### Task brief
Lines containing the word "пластинку" are to be located and copied.

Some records
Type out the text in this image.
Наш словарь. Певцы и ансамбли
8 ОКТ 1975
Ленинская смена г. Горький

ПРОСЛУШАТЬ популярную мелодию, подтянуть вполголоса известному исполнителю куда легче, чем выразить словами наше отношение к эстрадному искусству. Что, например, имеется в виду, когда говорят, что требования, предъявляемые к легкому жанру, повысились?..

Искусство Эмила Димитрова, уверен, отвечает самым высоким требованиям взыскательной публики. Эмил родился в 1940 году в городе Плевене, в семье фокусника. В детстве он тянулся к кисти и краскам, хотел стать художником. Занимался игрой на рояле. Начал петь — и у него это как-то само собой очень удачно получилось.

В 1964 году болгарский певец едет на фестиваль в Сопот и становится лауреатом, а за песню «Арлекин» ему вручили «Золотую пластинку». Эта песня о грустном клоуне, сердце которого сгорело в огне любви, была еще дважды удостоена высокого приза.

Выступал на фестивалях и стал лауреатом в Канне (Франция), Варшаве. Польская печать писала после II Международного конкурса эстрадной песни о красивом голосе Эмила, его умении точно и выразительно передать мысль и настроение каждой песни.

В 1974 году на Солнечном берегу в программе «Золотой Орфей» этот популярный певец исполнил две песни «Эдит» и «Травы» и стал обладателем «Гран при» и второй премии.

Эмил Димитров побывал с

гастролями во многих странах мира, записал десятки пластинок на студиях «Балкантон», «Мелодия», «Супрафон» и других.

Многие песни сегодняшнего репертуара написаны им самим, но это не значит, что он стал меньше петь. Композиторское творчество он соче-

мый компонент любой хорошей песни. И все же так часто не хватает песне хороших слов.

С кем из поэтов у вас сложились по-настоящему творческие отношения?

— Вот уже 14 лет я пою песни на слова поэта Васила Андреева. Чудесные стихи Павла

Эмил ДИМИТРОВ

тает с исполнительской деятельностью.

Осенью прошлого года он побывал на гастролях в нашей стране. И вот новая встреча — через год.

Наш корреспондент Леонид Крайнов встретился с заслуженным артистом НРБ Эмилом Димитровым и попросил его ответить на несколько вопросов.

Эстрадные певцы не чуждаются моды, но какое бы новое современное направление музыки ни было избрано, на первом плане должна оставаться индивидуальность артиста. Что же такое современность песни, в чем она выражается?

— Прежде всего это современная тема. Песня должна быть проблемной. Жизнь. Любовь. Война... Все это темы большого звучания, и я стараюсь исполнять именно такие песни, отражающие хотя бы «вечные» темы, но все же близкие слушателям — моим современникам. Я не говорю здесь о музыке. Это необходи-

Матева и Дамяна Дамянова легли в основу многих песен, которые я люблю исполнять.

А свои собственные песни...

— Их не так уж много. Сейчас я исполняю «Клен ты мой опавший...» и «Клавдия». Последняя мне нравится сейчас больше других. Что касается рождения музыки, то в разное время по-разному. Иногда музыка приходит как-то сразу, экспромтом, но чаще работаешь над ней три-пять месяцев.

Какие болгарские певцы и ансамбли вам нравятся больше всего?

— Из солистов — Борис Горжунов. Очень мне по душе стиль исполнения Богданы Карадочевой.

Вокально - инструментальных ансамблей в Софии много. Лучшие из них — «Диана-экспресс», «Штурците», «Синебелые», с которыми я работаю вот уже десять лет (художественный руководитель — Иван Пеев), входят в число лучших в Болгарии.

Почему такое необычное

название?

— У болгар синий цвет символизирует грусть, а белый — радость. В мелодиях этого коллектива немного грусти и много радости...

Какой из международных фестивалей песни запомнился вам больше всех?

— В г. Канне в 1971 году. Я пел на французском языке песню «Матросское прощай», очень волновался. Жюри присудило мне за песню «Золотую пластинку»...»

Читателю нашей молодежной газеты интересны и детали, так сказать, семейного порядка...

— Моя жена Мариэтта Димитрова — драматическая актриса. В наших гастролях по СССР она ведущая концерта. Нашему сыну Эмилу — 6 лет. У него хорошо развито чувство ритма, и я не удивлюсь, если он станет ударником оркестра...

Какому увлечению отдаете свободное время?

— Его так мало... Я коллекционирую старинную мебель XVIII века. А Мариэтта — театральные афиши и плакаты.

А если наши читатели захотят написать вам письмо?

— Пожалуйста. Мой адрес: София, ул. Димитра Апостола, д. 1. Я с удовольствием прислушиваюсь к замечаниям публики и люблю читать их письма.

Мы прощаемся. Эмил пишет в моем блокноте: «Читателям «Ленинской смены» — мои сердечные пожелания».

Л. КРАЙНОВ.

### Finished task
В 1964 году болгарский певец едет на фестиваль в Сопот и становится лауреатом, а за песню «Арлекин» ему вручили «Золотую пластинку». Эта песня о грустном клоуне, сердце которого сгорело в огне любви, была еще дважды удостоена высокого приза.
— В г. Канне в 1971 году. Я пел на французском языке песню «Матросское прощай», очень волновался. Жюри присудило мне за песню «Золотую пластинку»...»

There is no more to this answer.